** start of GIVEN ENTRIES **
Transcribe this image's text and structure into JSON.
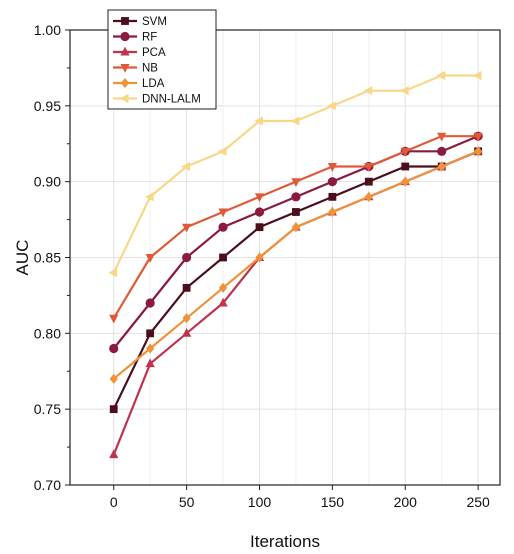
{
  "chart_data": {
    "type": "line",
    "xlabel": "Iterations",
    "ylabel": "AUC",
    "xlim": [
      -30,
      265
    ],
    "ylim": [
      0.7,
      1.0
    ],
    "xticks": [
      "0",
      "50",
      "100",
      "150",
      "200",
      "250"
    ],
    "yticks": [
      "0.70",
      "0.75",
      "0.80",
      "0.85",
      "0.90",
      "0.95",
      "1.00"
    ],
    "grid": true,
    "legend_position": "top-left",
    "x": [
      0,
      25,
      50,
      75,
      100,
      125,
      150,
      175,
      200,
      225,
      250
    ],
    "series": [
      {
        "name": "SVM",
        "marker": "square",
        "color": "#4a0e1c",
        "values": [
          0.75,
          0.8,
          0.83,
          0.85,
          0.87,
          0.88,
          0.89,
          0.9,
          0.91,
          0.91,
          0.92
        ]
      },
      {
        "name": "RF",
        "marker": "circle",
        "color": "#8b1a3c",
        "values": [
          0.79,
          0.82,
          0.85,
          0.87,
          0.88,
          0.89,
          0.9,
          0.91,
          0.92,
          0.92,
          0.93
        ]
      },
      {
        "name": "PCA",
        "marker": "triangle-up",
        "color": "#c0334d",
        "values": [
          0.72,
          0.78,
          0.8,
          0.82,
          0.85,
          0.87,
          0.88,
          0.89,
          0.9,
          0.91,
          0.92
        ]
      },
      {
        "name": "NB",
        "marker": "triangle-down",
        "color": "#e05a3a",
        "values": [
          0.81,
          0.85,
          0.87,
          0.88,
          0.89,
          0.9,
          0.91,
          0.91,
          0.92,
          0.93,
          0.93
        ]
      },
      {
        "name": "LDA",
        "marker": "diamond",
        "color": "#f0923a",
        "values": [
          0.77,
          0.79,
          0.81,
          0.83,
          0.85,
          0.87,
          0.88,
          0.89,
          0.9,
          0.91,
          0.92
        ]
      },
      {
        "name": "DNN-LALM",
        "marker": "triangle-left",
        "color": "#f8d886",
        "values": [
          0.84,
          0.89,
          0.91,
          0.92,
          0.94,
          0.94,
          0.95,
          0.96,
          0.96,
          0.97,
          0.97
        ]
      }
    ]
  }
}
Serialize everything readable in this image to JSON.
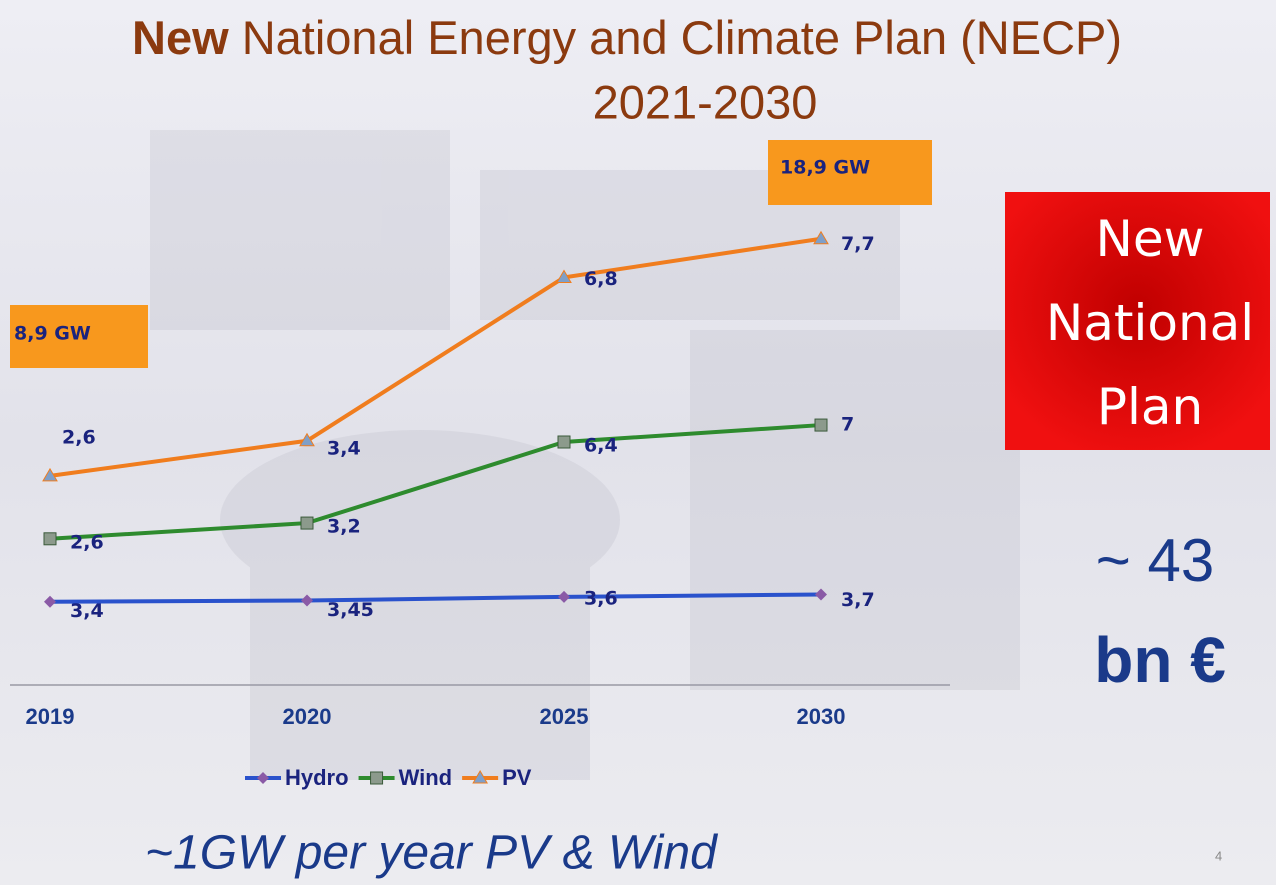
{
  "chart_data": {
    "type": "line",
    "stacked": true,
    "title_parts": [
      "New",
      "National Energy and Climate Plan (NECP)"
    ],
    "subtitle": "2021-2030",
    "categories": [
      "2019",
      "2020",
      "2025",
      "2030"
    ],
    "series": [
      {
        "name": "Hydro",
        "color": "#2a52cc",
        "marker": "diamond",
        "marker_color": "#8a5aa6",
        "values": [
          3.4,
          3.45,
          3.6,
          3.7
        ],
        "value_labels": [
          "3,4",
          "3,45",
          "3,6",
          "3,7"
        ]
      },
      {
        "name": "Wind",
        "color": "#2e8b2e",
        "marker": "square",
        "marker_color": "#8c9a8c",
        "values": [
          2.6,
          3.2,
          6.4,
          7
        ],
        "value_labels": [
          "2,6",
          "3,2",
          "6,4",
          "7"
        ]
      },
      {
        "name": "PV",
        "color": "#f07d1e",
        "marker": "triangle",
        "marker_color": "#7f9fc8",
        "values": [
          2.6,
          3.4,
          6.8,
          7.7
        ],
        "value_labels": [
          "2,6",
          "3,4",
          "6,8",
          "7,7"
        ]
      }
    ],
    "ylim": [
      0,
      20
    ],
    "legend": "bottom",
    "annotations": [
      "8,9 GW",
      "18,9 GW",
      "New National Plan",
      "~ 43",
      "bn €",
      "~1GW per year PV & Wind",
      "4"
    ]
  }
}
** end of GIVEN ENTRIES **
** start of GIVEN ENTRIES **
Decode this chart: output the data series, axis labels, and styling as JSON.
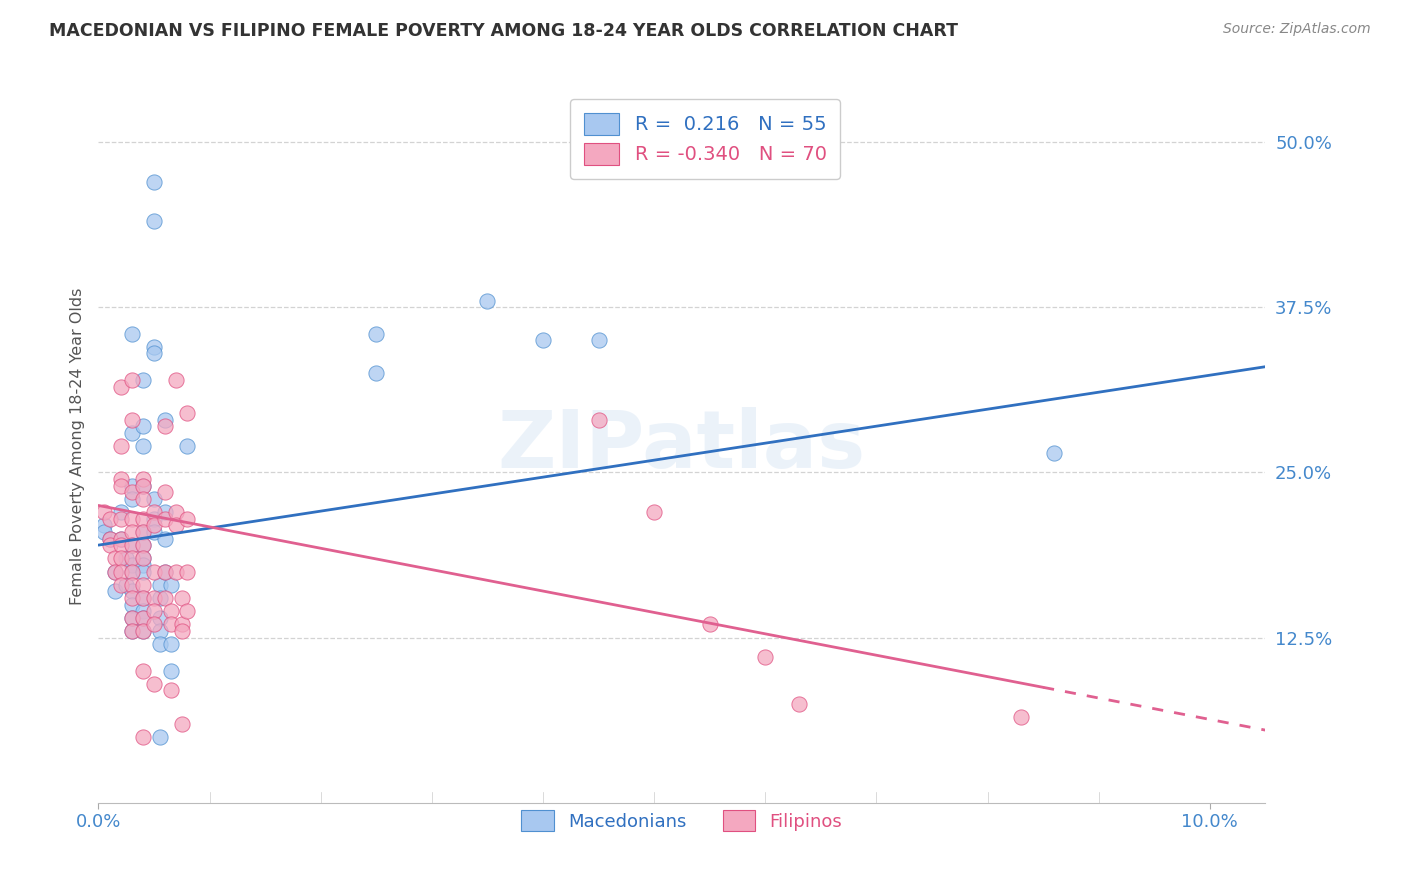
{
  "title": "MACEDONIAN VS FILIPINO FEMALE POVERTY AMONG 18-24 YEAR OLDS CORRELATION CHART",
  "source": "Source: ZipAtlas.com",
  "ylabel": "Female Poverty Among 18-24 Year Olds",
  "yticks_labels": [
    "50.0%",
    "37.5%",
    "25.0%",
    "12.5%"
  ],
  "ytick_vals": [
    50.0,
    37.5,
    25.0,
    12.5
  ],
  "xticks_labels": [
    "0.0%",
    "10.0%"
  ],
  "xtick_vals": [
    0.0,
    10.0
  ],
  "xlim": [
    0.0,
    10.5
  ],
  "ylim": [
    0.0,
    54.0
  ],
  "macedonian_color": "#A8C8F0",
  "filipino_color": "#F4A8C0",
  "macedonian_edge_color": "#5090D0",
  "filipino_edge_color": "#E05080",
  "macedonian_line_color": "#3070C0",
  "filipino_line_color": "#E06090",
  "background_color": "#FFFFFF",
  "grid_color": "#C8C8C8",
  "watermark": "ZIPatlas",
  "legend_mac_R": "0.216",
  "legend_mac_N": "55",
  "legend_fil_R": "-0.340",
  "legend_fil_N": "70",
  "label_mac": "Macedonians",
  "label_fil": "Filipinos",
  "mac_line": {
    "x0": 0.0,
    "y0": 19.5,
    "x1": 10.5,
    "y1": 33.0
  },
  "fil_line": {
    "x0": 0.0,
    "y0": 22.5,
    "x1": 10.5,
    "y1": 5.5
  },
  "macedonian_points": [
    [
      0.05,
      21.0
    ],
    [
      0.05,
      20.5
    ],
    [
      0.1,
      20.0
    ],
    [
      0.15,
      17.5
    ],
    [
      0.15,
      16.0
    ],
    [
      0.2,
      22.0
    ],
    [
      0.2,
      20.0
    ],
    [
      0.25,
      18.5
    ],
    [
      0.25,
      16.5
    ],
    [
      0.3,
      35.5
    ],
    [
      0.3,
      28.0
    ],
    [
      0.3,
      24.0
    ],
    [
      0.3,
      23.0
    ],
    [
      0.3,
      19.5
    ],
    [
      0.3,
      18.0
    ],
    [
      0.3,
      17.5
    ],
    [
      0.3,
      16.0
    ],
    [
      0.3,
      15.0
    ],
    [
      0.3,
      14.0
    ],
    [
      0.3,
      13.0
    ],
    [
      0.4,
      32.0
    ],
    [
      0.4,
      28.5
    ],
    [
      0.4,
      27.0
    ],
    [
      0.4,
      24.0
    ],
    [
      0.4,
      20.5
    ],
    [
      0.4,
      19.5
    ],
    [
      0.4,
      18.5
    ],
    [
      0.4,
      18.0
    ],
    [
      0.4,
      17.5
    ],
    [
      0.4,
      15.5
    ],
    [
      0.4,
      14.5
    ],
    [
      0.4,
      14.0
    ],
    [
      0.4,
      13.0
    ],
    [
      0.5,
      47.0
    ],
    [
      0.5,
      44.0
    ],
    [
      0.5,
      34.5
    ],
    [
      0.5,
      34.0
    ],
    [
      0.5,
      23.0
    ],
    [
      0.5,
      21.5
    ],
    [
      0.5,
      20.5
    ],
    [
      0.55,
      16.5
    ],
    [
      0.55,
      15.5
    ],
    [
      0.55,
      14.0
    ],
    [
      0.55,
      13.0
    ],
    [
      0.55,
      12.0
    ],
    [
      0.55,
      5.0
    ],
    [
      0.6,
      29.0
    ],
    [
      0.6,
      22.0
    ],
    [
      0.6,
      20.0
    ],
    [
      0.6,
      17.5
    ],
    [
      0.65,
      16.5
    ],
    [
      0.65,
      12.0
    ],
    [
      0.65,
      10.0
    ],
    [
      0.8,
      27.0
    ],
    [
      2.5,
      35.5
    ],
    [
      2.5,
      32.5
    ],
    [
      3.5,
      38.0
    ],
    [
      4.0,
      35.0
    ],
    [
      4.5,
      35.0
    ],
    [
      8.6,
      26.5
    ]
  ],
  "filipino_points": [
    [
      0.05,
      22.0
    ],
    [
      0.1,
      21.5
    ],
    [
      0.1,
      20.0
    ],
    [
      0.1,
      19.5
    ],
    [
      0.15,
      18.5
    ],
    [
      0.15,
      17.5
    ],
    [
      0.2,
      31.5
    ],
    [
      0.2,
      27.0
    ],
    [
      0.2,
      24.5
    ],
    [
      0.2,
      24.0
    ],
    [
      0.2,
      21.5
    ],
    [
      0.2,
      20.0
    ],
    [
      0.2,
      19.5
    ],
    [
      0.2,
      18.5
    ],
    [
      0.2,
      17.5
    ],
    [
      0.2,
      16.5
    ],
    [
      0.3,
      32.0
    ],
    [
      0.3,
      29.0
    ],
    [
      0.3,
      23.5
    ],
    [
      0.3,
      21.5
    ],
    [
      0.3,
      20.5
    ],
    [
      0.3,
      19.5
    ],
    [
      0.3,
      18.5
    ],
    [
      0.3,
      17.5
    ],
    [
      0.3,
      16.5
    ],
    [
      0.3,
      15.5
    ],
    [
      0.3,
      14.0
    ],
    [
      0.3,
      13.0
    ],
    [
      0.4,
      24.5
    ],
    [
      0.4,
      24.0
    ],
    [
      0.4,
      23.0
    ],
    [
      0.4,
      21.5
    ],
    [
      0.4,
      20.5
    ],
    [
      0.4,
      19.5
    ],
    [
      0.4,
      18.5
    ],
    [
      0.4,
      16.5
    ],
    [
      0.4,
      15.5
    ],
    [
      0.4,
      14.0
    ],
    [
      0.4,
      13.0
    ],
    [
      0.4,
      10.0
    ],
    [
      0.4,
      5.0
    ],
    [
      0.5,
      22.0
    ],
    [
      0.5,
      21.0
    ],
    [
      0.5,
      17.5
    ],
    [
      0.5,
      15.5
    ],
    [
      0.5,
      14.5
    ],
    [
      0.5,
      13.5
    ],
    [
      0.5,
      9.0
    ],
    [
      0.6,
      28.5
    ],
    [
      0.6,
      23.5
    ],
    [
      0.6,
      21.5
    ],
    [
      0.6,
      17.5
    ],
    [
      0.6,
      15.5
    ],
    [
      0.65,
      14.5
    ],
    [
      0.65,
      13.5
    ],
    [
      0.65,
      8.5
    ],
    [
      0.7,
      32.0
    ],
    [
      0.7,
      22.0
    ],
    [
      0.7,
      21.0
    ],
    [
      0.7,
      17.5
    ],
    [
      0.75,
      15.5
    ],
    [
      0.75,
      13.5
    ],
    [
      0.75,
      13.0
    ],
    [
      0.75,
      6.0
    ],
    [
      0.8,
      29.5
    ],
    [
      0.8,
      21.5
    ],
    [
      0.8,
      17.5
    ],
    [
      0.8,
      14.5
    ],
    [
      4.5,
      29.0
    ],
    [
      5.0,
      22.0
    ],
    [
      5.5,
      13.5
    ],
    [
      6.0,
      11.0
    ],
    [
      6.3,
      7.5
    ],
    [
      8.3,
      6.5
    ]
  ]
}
** end of GIVEN ENTRIES **
__STATED EXERCISE__
Only lines with the string "JSON" belong in your answer; copy each one.

__RESPONSE BELOW__
Transcribe this image's text and structure into JSON.
Serialize everything readable in this image to JSON.
Decode this chart: output the data series, axis labels, and styling as JSON.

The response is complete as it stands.